## PASSAGE FOURNI
Tous ces différents cris de guerre étaient bons dans les batailles avant l'invention de la poudre à canon et l'introduction des armes à feu. Malgré le cliquetis des armes et le bruit des combattants, on pouvait encore quelquefois entendre ces différents signaux.

On avait même autrefois recours aux cris, parce que le visage des chefs se trouvant caché par le heaume qui le couvrait entièrement, il fallait un cri ou signal pour reconnaître son chef, et se rallier à sa troupe.

Aujourd'hui les troupes ne se reconnaissent dans une action que par leurs enseignes, leur uniforme et d'autres marques visibles ; ce qui n'empêche pas qu'il n'arrive quelquefois des méprises et du désordre. Au reste ces cris de guerre n'ont pas été tellement propres aux Européens, qu'on n'en ait trouvé de semblables parmi les peuples d'Amérique, si l'on en croit d'Acosta. Les Orientaux, tels que les Persans, les Tartares, et les Turcs, ont coutume d'attaquer leurs ennemis en poussant des cris et des hurlements ; ces derniers surtout crient allah, allah Mahomet. Si dans une bataille contre les chrétiens ils voient que ceux-ci, après les avoir enfoncés, négligent de les poursuivre, ils crient giaur camar, c'est-à-dire l'infidèle a peur, et c'est un signal de ralliement pour revenir à la charge. Si au contraire ils se voient enfoncés et pressés l'épée dans les reins, alors ils crient giaur gildy, c'est-à-dire les infidèles sont à nos talons, ce qui est une marque de leur fuite et de leur déroute entière. (G)

CRI ou CRY DE LA FETE, (Jurisprudence et Histoire) est un droit qui se paye en certains endroits au seigneur, pour l'annonce de la fête du lieu. Dans l'origine c'était la rétribution que l'on payait à celui qui allait de porte en porte pour annoncer la fête ; ensuite on se contenta de l'annoncer seulement dans la place publique, et par succession de temps les seigneurs ont appliqué à leur profit la rétribution qui se payait à leur préposé, et l'ont convertie en un droit seigneurial : il en est parlé dans l'histoire de Verdun. (A)

## Enregistrements de délimitation des éléments
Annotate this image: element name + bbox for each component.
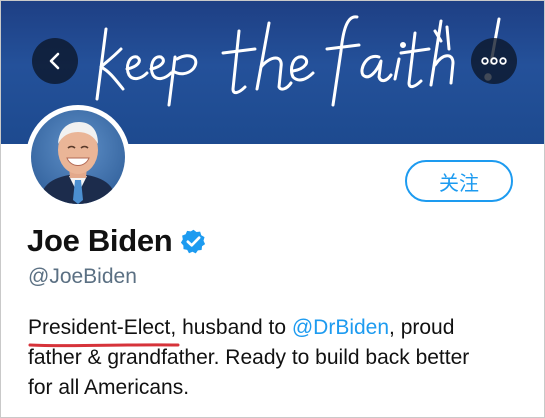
bio-title: President-Elect bbox=[28, 316, 180, 348]
mention-link[interactable]: @DrBiden bbox=[292, 316, 389, 339]
name-row: Joe Biden bbox=[27, 223, 207, 259]
display-name: Joe Biden bbox=[27, 223, 173, 258]
avatar[interactable] bbox=[26, 105, 130, 209]
avatar-photo bbox=[31, 110, 125, 204]
chevron-left-icon bbox=[49, 52, 60, 70]
profile-screen: 关注 Joe Biden @JoeBiden President-Elect, … bbox=[0, 0, 545, 418]
more-horizontal-icon bbox=[481, 57, 507, 65]
user-handle: @JoeBiden bbox=[28, 265, 137, 288]
follow-button[interactable]: 关注 bbox=[405, 160, 513, 202]
red-underline-annotation bbox=[28, 343, 180, 348]
bio-line-3: for all Americans. bbox=[28, 376, 190, 399]
bio-line-1: President-Elect, husband to @DrBiden, pr… bbox=[28, 313, 528, 348]
back-button[interactable] bbox=[32, 38, 78, 84]
profile-bio: President-Elect, husband to @DrBiden, pr… bbox=[28, 313, 528, 403]
more-options-button[interactable] bbox=[471, 38, 517, 84]
verified-badge-icon bbox=[181, 229, 206, 253]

## EXERCICE 1
Pouvez-vous réécrire sous forme de liste le paragraphe du passage fourni qui commence par « CRI ou CRY DE LA FETE », en gardant ses faits principaux ?
## EXERCICE 2
Pouvez-vous recopier à l'identique le passage fourni entre « CRI ou CRY DE » et « de Verdun. (A) », bornes comprises ?

## RÉSULTAT FINAL 1
- Le cri ou cry de la fête est un droit payé, en certains endroits, au seigneur pour l'annonce de la fête du lieu.
- À l'origine, c'était la rétribution versée à celui qui allait de porte en porte annoncer la fête.
- On se contenta ensuite d'annoncer la fête sur la place publique.
- Avec le temps, les seigneurs ont pris à leur profit la rétribution payée à leur préposé et l'ont convertie en droit seigneurial.
- Il en est question dans l'histoire de Verdun.

## RÉSULTAT FINAL 2
CRI ou CRY DE LA FETE, (Jurisprudence et Histoire) est un droit qui se paye en certains endroits au seigneur, pour l'annonce de la fête du lieu. Dans l'origine c'était la rétribution que l'on payait à celui qui allait de porte en porte pour annoncer la fête ; ensuite on se contenta de l'annoncer seulement dans la place publique, et par succession de temps les seigneurs ont appliqué à leur profit la rétribution qui se payait à leur préposé, et l'ont convertie en un droit seigneurial : il en est parlé dans l'histoire de Verdun. (A)